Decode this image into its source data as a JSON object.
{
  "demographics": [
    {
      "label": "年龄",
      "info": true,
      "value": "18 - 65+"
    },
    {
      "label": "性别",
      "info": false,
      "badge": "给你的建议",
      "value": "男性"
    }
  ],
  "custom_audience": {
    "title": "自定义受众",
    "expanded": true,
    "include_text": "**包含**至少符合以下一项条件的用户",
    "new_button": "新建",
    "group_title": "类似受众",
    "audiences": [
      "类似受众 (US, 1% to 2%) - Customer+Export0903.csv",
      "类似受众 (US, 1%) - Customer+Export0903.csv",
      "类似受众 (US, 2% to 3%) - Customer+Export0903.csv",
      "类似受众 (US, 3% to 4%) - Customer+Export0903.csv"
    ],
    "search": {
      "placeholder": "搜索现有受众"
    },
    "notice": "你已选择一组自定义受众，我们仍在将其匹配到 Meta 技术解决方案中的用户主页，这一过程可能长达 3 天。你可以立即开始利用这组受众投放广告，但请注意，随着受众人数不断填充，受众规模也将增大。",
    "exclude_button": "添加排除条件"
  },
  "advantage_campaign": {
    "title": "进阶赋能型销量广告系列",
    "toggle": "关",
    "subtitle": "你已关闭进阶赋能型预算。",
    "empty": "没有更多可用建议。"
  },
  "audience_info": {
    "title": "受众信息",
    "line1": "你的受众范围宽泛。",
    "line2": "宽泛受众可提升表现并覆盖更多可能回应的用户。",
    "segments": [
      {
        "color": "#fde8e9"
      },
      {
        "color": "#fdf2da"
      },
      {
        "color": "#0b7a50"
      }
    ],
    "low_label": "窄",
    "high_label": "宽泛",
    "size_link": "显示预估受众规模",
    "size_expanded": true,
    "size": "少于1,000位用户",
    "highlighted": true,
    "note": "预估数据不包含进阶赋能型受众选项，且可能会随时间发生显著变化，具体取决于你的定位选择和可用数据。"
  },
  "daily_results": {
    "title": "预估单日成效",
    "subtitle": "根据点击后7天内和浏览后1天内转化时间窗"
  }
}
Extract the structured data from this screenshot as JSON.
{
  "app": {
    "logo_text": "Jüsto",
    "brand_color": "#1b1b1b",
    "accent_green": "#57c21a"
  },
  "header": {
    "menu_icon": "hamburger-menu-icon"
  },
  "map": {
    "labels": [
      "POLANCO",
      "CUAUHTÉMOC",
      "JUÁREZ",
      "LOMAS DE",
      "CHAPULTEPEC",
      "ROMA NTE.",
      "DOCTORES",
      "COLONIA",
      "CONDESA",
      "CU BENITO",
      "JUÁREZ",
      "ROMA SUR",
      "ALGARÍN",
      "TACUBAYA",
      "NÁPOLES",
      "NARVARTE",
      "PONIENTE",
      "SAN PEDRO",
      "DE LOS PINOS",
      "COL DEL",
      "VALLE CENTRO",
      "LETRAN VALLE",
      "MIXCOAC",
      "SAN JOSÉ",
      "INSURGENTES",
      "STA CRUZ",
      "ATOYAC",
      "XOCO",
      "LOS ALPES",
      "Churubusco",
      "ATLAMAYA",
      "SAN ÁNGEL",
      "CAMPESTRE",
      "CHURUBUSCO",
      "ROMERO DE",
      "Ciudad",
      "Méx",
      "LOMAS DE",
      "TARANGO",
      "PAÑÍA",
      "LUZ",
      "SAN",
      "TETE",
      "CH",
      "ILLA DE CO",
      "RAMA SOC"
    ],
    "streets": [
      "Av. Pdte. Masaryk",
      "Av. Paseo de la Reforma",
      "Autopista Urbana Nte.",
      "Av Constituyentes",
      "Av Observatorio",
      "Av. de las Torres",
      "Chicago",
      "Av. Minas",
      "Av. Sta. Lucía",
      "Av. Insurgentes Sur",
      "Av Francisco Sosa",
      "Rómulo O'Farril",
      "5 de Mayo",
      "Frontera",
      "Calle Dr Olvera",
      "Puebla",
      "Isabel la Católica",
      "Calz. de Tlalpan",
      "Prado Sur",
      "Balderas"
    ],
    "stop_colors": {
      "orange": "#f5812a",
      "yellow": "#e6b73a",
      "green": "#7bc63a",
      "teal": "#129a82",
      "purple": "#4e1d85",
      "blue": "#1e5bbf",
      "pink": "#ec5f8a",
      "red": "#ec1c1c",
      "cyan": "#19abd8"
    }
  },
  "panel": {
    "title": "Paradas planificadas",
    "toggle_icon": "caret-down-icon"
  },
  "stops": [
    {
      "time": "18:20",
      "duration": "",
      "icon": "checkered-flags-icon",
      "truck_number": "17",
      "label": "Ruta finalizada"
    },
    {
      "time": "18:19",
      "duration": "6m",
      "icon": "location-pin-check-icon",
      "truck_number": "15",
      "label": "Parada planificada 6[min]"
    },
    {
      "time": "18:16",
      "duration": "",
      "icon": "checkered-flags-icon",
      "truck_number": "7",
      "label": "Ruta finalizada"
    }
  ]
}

| WHAT THIS TASK INVOLVES |
Repeat the whole listing exactly, keeping every line intact.

| TASK OUTPUT |
Decode this image into its source data as a JSON object.
{
  "demographics": [
    {
      "label": "年龄",
      "info": true,
      "value": "18 - 65+"
    },
    {
      "label": "性别",
      "info": false,
      "badge": "给你的建议",
      "value": "男性"
    }
  ],
  "custom_audience": {
    "title": "自定义受众",
    "expanded": true,
    "include_text": "**包含**至少符合以下一项条件的用户",
    "new_button": "新建",
    "group_title": "类似受众",
    "audiences": [
      "类似受众 (US, 1% to 2%) - Customer+Export0903.csv",
      "类似受众 (US, 1%) - Customer+Export0903.csv",
      "类似受众 (US, 2% to 3%) - Customer+Export0903.csv",
      "类似受众 (US, 3% to 4%) - Customer+Export0903.csv"
    ],
    "search": {
      "placeholder": "搜索现有受众"
    },
    "notice": "你已选择一组自定义受众，我们仍在将其匹配到 Meta 技术解决方案中的用户主页，这一过程可能长达 3 天。你可以立即开始利用这组受众投放广告，但请注意，随着受众人数不断填充，受众规模也将增大。",
    "exclude_button": "添加排除条件"
  },
  "advantage_campaign": {
    "title": "进阶赋能型销量广告系列",
    "toggle": "关",
    "subtitle": "你已关闭进阶赋能型预算。",
    "empty": "没有更多可用建议。"
  },
  "audience_info": {
    "title": "受众信息",
    "line1": "你的受众范围宽泛。",
    "line2": "宽泛受众可提升表现并覆盖更多可能回应的用户。",
    "segments": [
      {
        "color": "#fde8e9"
      },
      {
        "color": "#fdf2da"
      },
      {
        "color": "#0b7a50"
      }
    ],
    "low_label": "窄",
    "high_label": "宽泛",
    "size_link": "显示预估受众规模",
    "size_expanded": true,
    "size": "少于1,000位用户",
    "highlighted": true,
    "note": "预估数据不包含进阶赋能型受众选项，且可能会随时间发生显著变化，具体取决于你的定位选择和可用数据。"
  },
  "daily_results": {
    "title": "预估单日成效",
    "subtitle": "根据点击后7天内和浏览后1天内转化时间窗"
  }
}
Extract the structured data from this screenshot as JSON.
{
  "app": {
    "logo_text": "Jüsto",
    "brand_color": "#1b1b1b",
    "accent_green": "#57c21a"
  },
  "header": {
    "menu_icon": "hamburger-menu-icon"
  },
  "map": {
    "labels": [
      "POLANCO",
      "CUAUHTÉMOC",
      "JUÁREZ",
      "LOMAS DE",
      "CHAPULTEPEC",
      "ROMA NTE.",
      "DOCTORES",
      "COLONIA",
      "CONDESA",
      "CU BENITO",
      "JUÁREZ",
      "ROMA SUR",
      "ALGARÍN",
      "TACUBAYA",
      "NÁPOLES",
      "NARVARTE",
      "PONIENTE",
      "SAN PEDRO",
      "DE LOS PINOS",
      "COL DEL",
      "VALLE CENTRO",
      "LETRAN VALLE",
      "MIXCOAC",
      "SAN JOSÉ",
      "INSURGENTES",
      "STA CRUZ",
      "ATOYAC",
      "XOCO",
      "LOS ALPES",
      "Churubusco",
      "ATLAMAYA",
      "SAN ÁNGEL",
      "CAMPESTRE",
      "CHURUBUSCO",
      "ROMERO DE",
      "Ciudad",
      "Méx",
      "LOMAS DE",
      "TARANGO",
      "PAÑÍA",
      "LUZ",
      "SAN",
      "TETE",
      "CH",
      "ILLA DE CO",
      "RAMA SOC"
    ],
    "streets": [
      "Av. Pdte. Masaryk",
      "Av. Paseo de la Reforma",
      "Autopista Urbana Nte.",
      "Av Constituyentes",
      "Av Observatorio",
      "Av. de las Torres",
      "Chicago",
      "Av. Minas",
      "Av. Sta. Lucía",
      "Av. Insurgentes Sur",
      "Av Francisco Sosa",
      "Rómulo O'Farril",
      "5 de Mayo",
      "Frontera",
      "Calle Dr Olvera",
      "Puebla",
      "Isabel la Católica",
      "Calz. de Tlalpan",
      "Prado Sur",
      "Balderas"
    ],
    "stop_colors": {
      "orange": "#f5812a",
      "yellow": "#e6b73a",
      "green": "#7bc63a",
      "teal": "#129a82",
      "purple": "#4e1d85",
      "blue": "#1e5bbf",
      "pink": "#ec5f8a",
      "red": "#ec1c1c",
      "cyan": "#19abd8"
    }
  },
  "panel": {
    "title": "Paradas planificadas",
    "toggle_icon": "caret-down-icon"
  },
  "stops": [
    {
      "time": "18:20",
      "duration": "",
      "icon": "checkered-flags-icon",
      "truck_number": "17",
      "label": "Ruta finalizada"
    },
    {
      "time": "18:19",
      "duration": "6m",
      "icon": "location-pin-check-icon",
      "truck_number": "15",
      "label": "Parada planificada 6[min]"
    },
    {
      "time": "18:16",
      "duration": "",
      "icon": "checkered-flags-icon",
      "truck_number": "7",
      "label": "Ruta finalizada"
    }
  ]
}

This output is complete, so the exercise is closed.